§ **Record extracts**

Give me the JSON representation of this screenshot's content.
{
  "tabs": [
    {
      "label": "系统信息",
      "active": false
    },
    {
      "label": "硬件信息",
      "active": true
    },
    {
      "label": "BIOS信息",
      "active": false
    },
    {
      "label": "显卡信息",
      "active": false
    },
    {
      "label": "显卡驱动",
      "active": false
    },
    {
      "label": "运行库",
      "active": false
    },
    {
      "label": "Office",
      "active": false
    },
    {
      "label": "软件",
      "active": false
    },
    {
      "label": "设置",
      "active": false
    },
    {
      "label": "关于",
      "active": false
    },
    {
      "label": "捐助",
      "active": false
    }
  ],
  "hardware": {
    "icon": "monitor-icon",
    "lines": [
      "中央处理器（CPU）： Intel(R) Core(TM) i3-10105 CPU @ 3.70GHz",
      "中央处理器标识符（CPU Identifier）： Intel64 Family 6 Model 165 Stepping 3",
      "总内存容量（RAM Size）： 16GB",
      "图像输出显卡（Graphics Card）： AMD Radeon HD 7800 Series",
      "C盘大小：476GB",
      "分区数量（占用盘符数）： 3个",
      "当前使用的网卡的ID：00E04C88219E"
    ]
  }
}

§ **Instructions to follow**
Repeat all the entries word for word.

§ **Response for this exercise**
Give me the JSON representation of this screenshot's content.
{
  "tabs": [
    {
      "label": "系统信息",
      "active": false
    },
    {
      "label": "硬件信息",
      "active": true
    },
    {
      "label": "BIOS信息",
      "active": false
    },
    {
      "label": "显卡信息",
      "active": false
    },
    {
      "label": "显卡驱动",
      "active": false
    },
    {
      "label": "运行库",
      "active": false
    },
    {
      "label": "Office",
      "active": false
    },
    {
      "label": "软件",
      "active": false
    },
    {
      "label": "设置",
      "active": false
    },
    {
      "label": "关于",
      "active": false
    },
    {
      "label": "捐助",
      "active": false
    }
  ],
  "hardware": {
    "icon": "monitor-icon",
    "lines": [
      "中央处理器（CPU）： Intel(R) Core(TM) i3-10105 CPU @ 3.70GHz",
      "中央处理器标识符（CPU Identifier）： Intel64 Family 6 Model 165 Stepping 3",
      "总内存容量（RAM Size）： 16GB",
      "图像输出显卡（Graphics Card）： AMD Radeon HD 7800 Series",
      "C盘大小：476GB",
      "分区数量（占用盘符数）： 3个",
      "当前使用的网卡的ID：00E04C88219E"
    ]
  }
}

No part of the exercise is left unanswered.